__PROVIDED ENTRIES__

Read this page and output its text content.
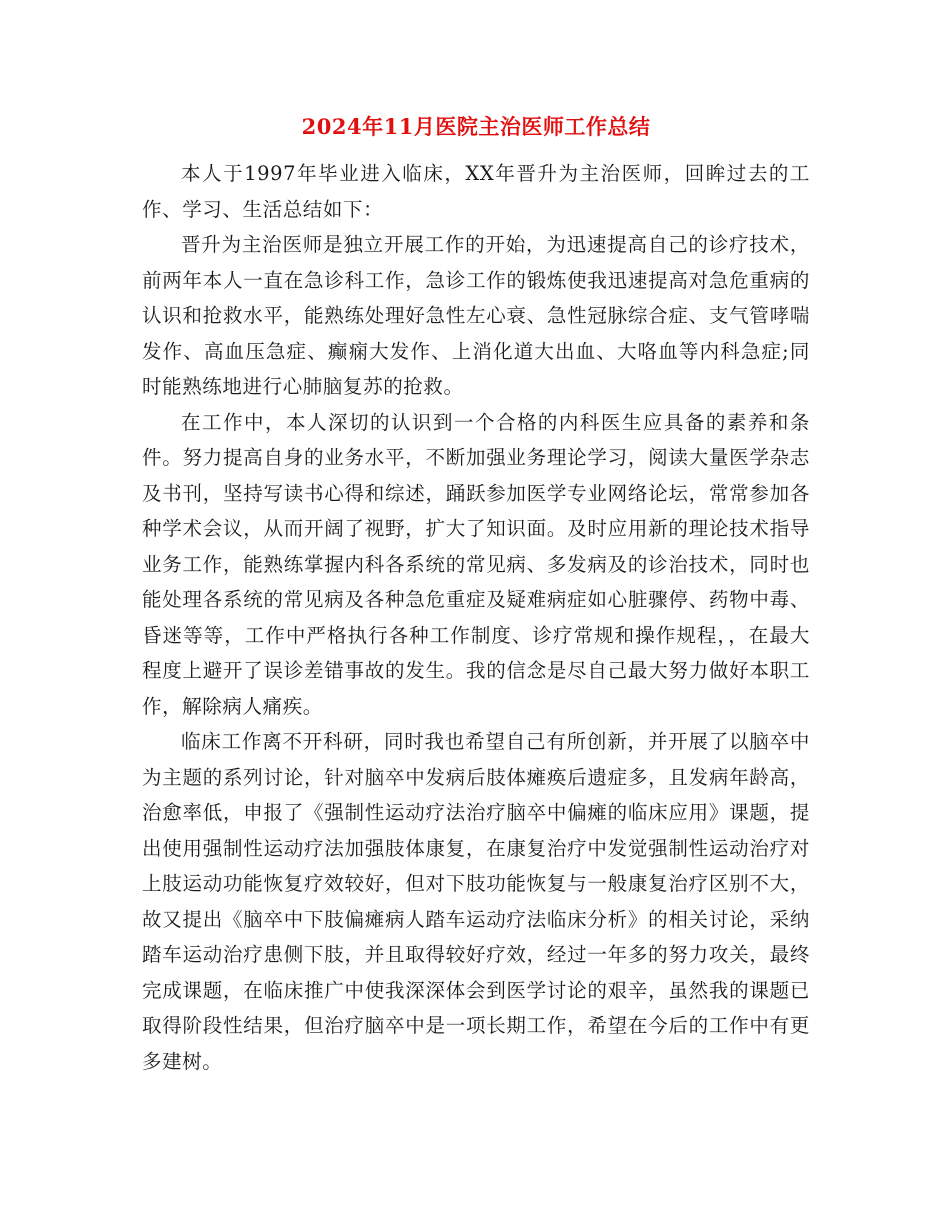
2024年11月医院主治医师工作总结

本人于1997年毕业进入临床，XX年晋升为主治医师，回眸过去的工作、学习、生活总结如下：

晋升为主治医师是独立开展工作的开始，为迅速提高自己的诊疗技术，前两年本人一直在急诊科工作，急诊工作的锻炼使我迅速提高对急危重病的认识和抢救水平，能熟练处理好急性左心衰、急性冠脉综合症、支气管哮喘发作、高血压急症、癫痫大发作、上消化道大出血、大咯血等内科急症;同时能熟练地进行心肺脑复苏的抢救。

在工作中，本人深切的认识到一个合格的内科医生应具备的素养和条件。努力提高自身的业务水平，不断加强业务理论学习，阅读大量医学杂志及书刊，坚持写读书心得和综述，踊跃参加医学专业网络论坛，常常参加各种学术会议，从而开阔了视野，扩大了知识面。及时应用新的理论技术指导业务工作，能熟练掌握内科各系统的常见病、多发病及的诊治技术，同时也能处理各系统的常见病及各种急危重症及疑难病症如心脏骤停、药物中毒、昏迷等等，工作中严格执行各种工作制度、诊疗常规和操作规程，，在最大程度上避开了误诊差错事故的发生。我的信念是尽自己最大努力做好本职工作，解除病人痛疾。

临床工作离不开科研，同时我也希望自己有所创新，并开展了以脑卒中为主题的系列讨论，针对脑卒中发病后肢体瘫痪后遗症多，且发病年龄高，治愈率低，申报了《强制性运动疗法治疗脑卒中偏瘫的临床应用》课题，提出使用强制性运动疗法加强肢体康复，在康复治疗中发觉强制性运动治疗对上肢运动功能恢复疗效较好，但对下肢功能恢复与一般康复治疗区别不大，故又提出《脑卒中下肢偏瘫病人踏车运动疗法临床分析》的相关讨论，采纳踏车运动治疗患侧下肢，并且取得较好疗效，经过一年多的努力攻关，最终完成课题，在临床推广中使我深深体会到医学讨论的艰辛，虽然我的课题已取得阶段性结果，但治疗脑卒中是一项长期工作，希望在今后的工作中有更多建树。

__OBJECTIVE__
Every record above should be written out again without change, except that the pictures are left out.

__TASK OUTPUT__
Read this page and output its text content.
2024年11月医院主治医师工作总结

本人于1997年毕业进入临床，XX年晋升为主治医师，回眸过去的工作、学习、生活总结如下：

晋升为主治医师是独立开展工作的开始，为迅速提高自己的诊疗技术，前两年本人一直在急诊科工作，急诊工作的锻炼使我迅速提高对急危重病的认识和抢救水平，能熟练处理好急性左心衰、急性冠脉综合症、支气管哮喘发作、高血压急症、癫痫大发作、上消化道大出血、大咯血等内科急症;同时能熟练地进行心肺脑复苏的抢救。

在工作中，本人深切的认识到一个合格的内科医生应具备的素养和条件。努力提高自身的业务水平，不断加强业务理论学习，阅读大量医学杂志及书刊，坚持写读书心得和综述，踊跃参加医学专业网络论坛，常常参加各种学术会议，从而开阔了视野，扩大了知识面。及时应用新的理论技术指导业务工作，能熟练掌握内科各系统的常见病、多发病及的诊治技术，同时也能处理各系统的常见病及各种急危重症及疑难病症如心脏骤停、药物中毒、昏迷等等，工作中严格执行各种工作制度、诊疗常规和操作规程，，在最大程度上避开了误诊差错事故的发生。我的信念是尽自己最大努力做好本职工作，解除病人痛疾。

临床工作离不开科研，同时我也希望自己有所创新，并开展了以脑卒中为主题的系列讨论，针对脑卒中发病后肢体瘫痪后遗症多，且发病年龄高，治愈率低，申报了《强制性运动疗法治疗脑卒中偏瘫的临床应用》课题，提出使用强制性运动疗法加强肢体康复，在康复治疗中发觉强制性运动治疗对上肢运动功能恢复疗效较好，但对下肢功能恢复与一般康复治疗区别不大，故又提出《脑卒中下肢偏瘫病人踏车运动疗法临床分析》的相关讨论，采纳踏车运动治疗患侧下肢，并且取得较好疗效，经过一年多的努力攻关，最终完成课题，在临床推广中使我深深体会到医学讨论的艰辛，虽然我的课题已取得阶段性结果，但治疗脑卒中是一项长期工作，希望在今后的工作中有更多建树。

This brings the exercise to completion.